[Start STORED ROWS]

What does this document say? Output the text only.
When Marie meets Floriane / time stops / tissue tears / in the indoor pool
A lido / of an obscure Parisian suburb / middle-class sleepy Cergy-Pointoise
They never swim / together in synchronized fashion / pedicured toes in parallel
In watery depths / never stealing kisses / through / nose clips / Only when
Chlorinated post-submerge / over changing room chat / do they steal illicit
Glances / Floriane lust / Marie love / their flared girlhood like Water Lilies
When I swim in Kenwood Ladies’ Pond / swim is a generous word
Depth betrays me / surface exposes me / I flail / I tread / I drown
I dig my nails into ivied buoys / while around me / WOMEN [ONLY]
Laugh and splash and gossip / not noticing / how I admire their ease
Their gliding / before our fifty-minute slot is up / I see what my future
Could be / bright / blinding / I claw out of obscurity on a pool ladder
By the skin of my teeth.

[End STORED ROWS]

> _PROBLEM REQUIREMENTS_
Provide only the number of lines in the entries that hold the word "swim".

> _FINISHED ANSWER_
2